Working data:
================================
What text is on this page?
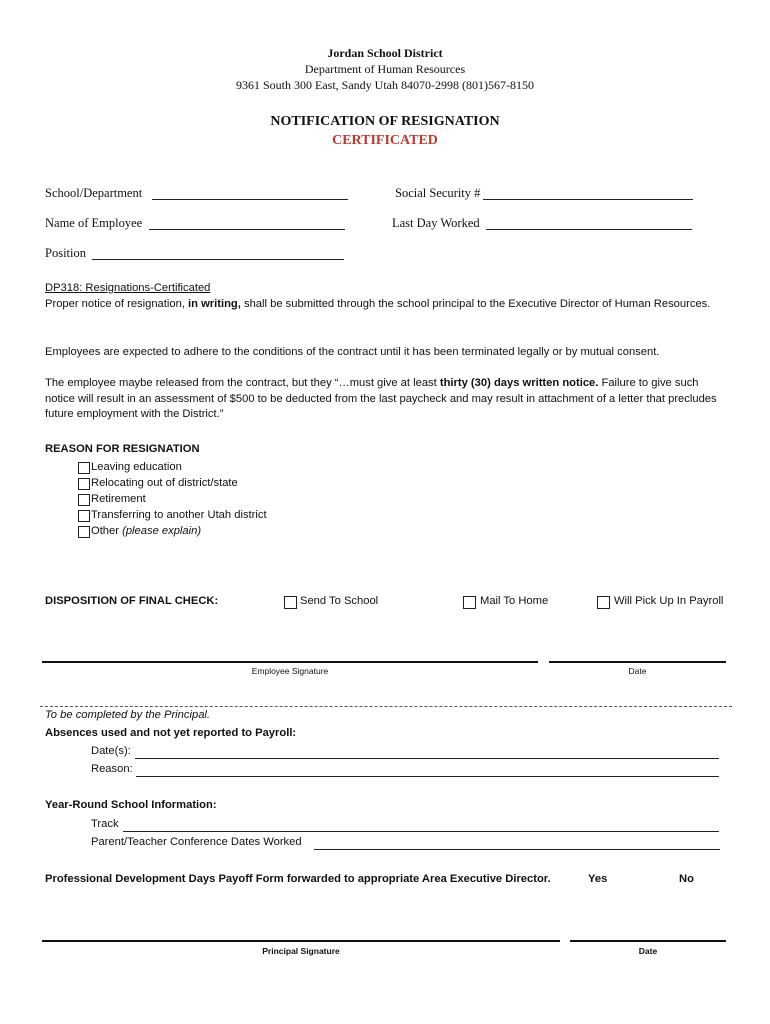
Jordan School District
Department of Human Resources
9361 South 300 East, Sandy Utah 84070-2998 (801)567-8150
NOTIFICATION OF RESIGNATION
CERTIFICATED
School/Department	Social Security #
Name of Employee	Last Day Worked
Position
DP318: Resignations-Certificated
Proper notice of resignation, in writing, shall be submitted through the school principal to the Executive Director of Human Resources.
Employees are expected to adhere to the conditions of the contract until it has been terminated legally or by mutual consent.
The employee maybe released from the contract, but they “…must give at least thirty (30) days written notice. Failure to give such notice will result in an assessment of $500 to be deducted from the last paycheck and may result in attachment of a letter that precludes future employment with the District.”
REASON FOR RESIGNATION
Leaving education
Relocating out of district/state
Retirement
Transferring to another Utah district
Other (please explain)
DISPOSITION OF FINAL CHECK:	Send To School	Mail To Home	Will Pick Up In Payroll
Employee Signature	Date
To be completed by the Principal.
Absences used and not yet reported to Payroll:
Date(s):
Reason:
Year-Round School Information:
Track
Parent/Teacher Conference Dates Worked
Professional Development Days Payoff Form forwarded to appropriate Area Executive Director.	Yes	No
Principal Signature	Date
================================
What is asked:
The listing above must be printed again exactly, minus its pictures.

Response below:
What text is on this page?
Jordan School District
Department of Human Resources
9361 South 300 East, Sandy Utah 84070-2998 (801)567-8150
NOTIFICATION OF RESIGNATION
CERTIFICATED
School/Department	Social Security #
Name of Employee	Last Day Worked
Position
DP318: Resignations-Certificated
Proper notice of resignation, in writing, shall be submitted through the school principal to the Executive Director of Human Resources.
Employees are expected to adhere to the conditions of the contract until it has been terminated legally or by mutual consent.
The employee maybe released from the contract, but they “…must give at least thirty (30) days written notice. Failure to give such notice will result in an assessment of $500 to be deducted from the last paycheck and may result in attachment of a letter that precludes future employment with the District.”
REASON FOR RESIGNATION
Leaving education
Relocating out of district/state
Retirement
Transferring to another Utah district
Other (please explain)
DISPOSITION OF FINAL CHECK:	Send To School	Mail To Home	Will Pick Up In Payroll
Employee Signature	Date
To be completed by the Principal.
Absences used and not yet reported to Payroll:
Date(s):
Reason:
Year-Round School Information:
Track
Parent/Teacher Conference Dates Worked
Professional Development Days Payoff Form forwarded to appropriate Area Executive Director.	Yes	No
Principal Signature	Date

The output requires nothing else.